> _Data in this exercise_:
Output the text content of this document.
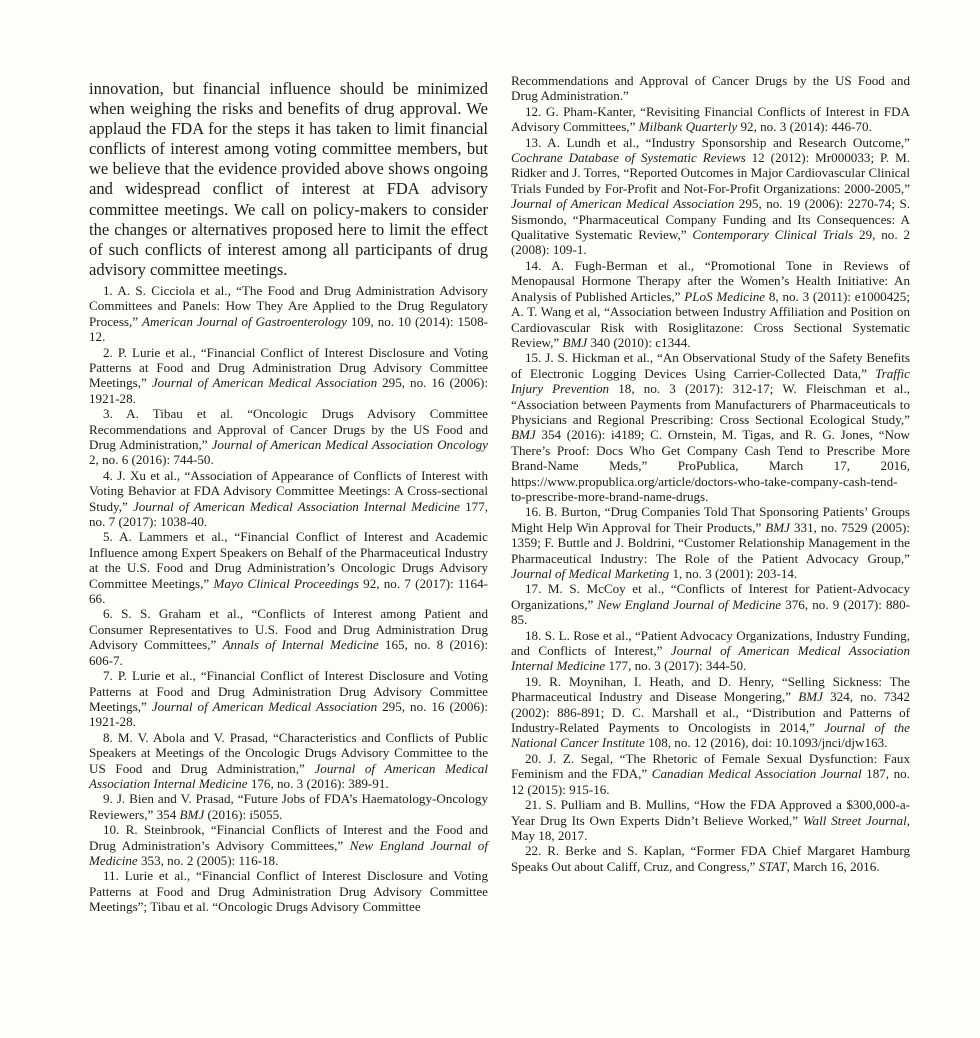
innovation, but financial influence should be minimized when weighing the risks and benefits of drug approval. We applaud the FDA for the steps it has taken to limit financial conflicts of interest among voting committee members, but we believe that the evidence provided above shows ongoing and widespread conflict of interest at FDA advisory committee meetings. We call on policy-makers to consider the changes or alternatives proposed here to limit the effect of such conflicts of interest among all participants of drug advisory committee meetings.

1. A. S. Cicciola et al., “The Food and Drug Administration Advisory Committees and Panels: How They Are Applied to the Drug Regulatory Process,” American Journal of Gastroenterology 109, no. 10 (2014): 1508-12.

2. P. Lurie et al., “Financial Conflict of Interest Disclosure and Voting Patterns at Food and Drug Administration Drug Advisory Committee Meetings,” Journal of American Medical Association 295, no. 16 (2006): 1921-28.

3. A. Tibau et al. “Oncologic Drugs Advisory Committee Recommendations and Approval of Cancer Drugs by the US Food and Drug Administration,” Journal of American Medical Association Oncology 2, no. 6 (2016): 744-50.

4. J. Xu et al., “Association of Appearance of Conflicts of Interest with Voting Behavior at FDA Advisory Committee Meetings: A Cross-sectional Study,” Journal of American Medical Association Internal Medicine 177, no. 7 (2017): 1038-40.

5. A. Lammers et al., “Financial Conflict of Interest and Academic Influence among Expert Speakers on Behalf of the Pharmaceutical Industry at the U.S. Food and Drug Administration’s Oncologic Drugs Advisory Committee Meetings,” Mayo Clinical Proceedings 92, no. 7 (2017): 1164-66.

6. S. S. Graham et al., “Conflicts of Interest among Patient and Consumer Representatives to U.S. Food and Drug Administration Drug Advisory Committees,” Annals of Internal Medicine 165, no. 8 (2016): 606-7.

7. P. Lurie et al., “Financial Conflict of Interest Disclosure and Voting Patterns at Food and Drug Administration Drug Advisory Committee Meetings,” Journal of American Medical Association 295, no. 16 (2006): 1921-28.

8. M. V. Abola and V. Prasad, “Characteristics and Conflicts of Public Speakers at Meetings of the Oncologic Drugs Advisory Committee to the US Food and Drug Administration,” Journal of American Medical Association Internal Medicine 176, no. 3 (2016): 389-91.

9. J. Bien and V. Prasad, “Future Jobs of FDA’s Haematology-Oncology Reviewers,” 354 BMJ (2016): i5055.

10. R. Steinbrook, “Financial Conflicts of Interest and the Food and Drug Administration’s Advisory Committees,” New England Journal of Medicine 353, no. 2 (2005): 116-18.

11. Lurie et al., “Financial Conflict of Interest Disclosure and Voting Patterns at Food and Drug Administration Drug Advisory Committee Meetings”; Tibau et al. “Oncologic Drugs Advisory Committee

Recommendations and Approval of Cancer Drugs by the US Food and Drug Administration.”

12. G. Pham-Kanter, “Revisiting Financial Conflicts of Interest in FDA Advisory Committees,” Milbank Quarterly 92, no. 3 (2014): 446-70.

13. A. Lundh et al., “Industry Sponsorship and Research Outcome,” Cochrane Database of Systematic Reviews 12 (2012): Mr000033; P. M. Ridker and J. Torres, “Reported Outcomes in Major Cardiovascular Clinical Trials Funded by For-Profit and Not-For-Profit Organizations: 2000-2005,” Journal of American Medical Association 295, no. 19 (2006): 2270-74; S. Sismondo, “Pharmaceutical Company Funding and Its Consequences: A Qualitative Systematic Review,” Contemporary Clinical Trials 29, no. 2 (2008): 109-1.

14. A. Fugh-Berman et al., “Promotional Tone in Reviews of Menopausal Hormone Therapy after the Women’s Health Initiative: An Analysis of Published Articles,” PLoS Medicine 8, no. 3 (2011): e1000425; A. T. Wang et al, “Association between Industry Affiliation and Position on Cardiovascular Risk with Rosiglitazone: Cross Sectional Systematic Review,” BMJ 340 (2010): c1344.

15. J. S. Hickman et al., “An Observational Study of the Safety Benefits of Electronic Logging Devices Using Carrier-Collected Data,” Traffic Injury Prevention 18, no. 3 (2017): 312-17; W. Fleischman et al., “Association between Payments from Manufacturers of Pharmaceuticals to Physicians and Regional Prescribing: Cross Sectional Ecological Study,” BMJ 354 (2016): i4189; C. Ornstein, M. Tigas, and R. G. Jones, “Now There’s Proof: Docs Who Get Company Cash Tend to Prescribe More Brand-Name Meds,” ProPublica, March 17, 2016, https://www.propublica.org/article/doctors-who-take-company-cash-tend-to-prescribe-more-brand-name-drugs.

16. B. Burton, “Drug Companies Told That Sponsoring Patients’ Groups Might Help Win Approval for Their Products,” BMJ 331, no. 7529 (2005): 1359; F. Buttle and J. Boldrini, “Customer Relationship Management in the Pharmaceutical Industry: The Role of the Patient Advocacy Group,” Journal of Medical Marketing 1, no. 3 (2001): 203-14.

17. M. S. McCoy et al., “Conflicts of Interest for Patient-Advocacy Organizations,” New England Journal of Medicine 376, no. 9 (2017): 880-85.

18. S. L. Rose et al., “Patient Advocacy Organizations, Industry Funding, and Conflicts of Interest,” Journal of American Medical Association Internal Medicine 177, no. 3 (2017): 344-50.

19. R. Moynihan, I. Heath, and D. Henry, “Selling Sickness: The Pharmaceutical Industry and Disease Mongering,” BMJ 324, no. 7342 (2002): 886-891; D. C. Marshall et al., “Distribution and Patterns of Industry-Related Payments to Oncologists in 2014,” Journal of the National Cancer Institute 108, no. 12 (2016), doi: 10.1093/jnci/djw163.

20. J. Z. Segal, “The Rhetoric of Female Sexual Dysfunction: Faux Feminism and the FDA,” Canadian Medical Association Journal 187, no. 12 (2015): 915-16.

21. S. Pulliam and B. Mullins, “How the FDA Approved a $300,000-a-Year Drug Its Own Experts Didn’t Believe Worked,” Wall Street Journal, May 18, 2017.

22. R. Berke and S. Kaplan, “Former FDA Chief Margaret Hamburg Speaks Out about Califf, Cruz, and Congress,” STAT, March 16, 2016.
--
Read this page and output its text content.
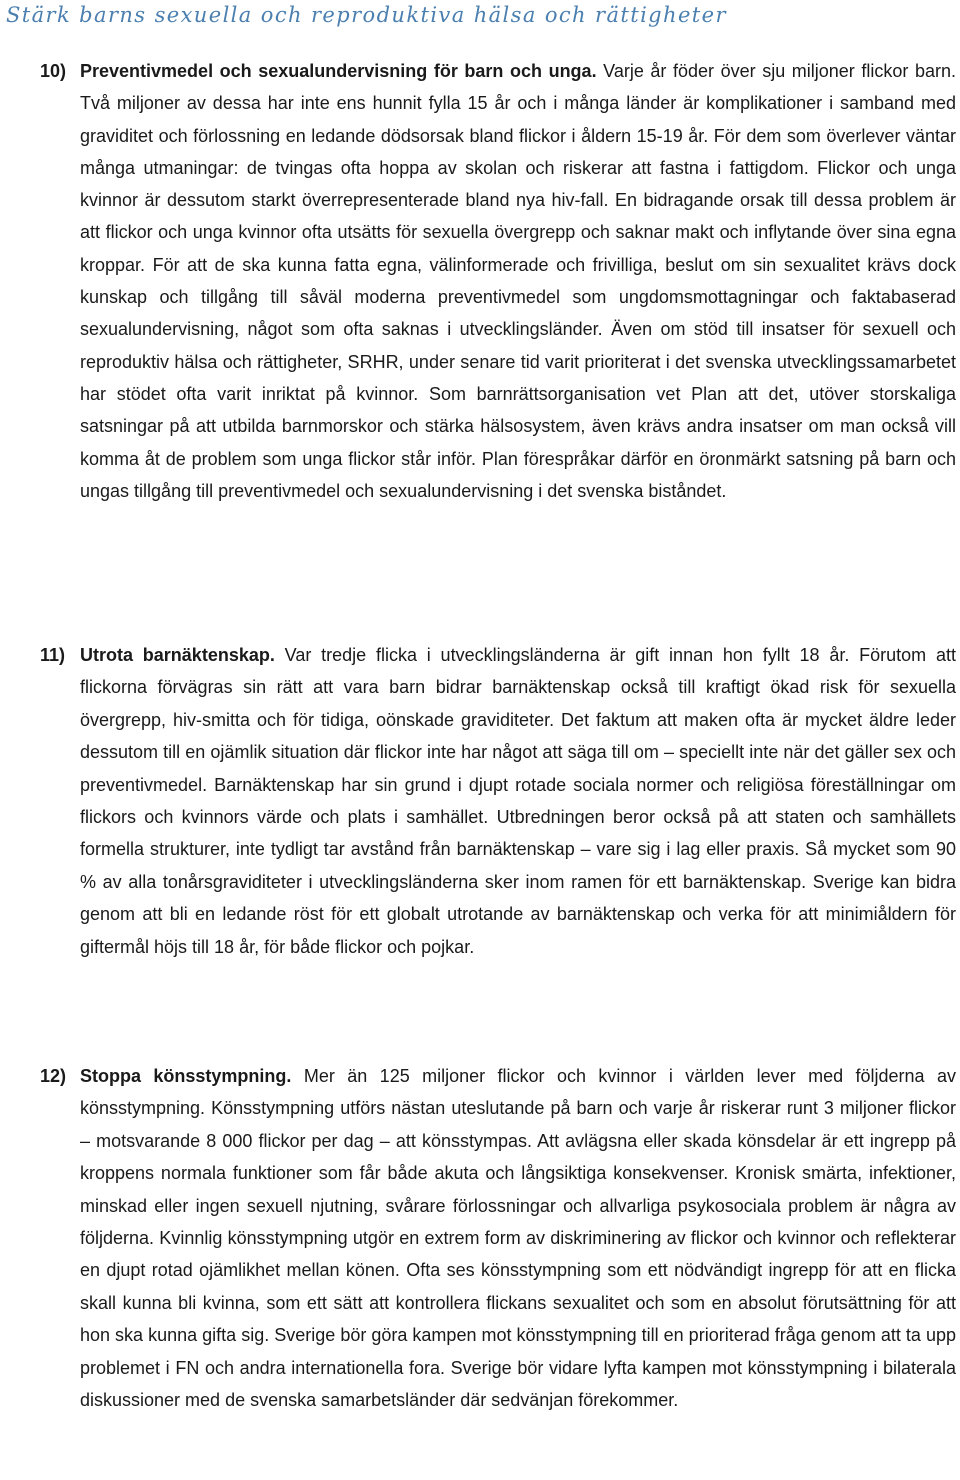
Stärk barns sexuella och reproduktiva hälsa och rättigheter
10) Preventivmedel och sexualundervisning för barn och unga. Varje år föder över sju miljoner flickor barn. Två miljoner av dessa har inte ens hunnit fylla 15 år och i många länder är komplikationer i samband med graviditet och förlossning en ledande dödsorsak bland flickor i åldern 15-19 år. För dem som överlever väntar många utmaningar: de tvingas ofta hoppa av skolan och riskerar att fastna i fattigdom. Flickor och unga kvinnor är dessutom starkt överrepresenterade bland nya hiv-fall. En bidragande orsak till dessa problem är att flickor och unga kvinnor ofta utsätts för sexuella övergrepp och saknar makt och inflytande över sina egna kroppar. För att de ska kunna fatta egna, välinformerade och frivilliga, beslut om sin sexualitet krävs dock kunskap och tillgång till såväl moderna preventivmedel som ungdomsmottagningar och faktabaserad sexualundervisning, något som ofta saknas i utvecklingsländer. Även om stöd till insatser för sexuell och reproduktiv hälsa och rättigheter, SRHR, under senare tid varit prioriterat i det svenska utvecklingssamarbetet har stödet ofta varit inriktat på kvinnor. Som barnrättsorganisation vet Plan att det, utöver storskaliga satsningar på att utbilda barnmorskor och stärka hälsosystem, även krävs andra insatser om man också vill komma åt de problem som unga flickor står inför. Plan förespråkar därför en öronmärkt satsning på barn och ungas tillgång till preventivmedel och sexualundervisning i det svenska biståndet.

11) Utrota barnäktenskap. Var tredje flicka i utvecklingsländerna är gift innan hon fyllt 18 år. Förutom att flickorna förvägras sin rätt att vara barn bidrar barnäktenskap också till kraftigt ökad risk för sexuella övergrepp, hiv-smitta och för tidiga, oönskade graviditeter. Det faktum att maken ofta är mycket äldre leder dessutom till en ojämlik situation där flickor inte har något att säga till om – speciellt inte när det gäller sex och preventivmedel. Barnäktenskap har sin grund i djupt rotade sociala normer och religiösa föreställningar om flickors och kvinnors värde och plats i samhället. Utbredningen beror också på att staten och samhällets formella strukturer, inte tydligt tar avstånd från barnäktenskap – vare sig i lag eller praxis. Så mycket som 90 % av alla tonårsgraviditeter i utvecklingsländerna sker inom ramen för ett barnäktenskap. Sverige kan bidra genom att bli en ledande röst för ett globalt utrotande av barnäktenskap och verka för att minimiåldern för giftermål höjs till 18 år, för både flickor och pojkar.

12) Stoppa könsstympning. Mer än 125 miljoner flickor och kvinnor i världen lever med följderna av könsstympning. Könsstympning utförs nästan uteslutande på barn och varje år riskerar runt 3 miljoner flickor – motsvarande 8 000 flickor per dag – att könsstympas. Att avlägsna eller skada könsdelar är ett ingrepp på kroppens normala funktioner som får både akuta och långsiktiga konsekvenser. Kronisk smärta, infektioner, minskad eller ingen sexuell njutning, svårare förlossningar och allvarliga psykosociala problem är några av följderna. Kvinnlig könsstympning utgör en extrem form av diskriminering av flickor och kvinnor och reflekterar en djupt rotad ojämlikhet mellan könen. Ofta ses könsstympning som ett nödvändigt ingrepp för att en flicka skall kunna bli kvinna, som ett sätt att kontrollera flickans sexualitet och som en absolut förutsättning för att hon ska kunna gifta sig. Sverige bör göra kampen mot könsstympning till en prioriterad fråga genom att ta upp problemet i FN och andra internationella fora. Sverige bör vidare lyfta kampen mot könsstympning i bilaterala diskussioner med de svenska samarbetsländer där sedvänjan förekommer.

> _Work instructions_: In the records above, find the lines holding "Advocacy". Copy each one.

> _Result_:
16. B. Burton, “Drug Companies Told That Sponsoring Patients’ Groups Might Help Win Approval for Their Products,” BMJ 331, no. 7529 (2005): 1359; F. Buttle and J. Boldrini, “Customer Relationship Management in the Pharmaceutical Industry: The Role of the Patient Advocacy Group,” Journal of Medical Marketing 1, no. 3 (2001): 203-14.
17. M. S. McCoy et al., “Conflicts of Interest for Patient-Advocacy Organizations,” New England Journal of Medicine 376, no. 9 (2017): 880-85.
18. S. L. Rose et al., “Patient Advocacy Organizations, Industry Funding, and Conflicts of Interest,” Journal of American Medical Association Internal Medicine 177, no. 3 (2017): 344-50.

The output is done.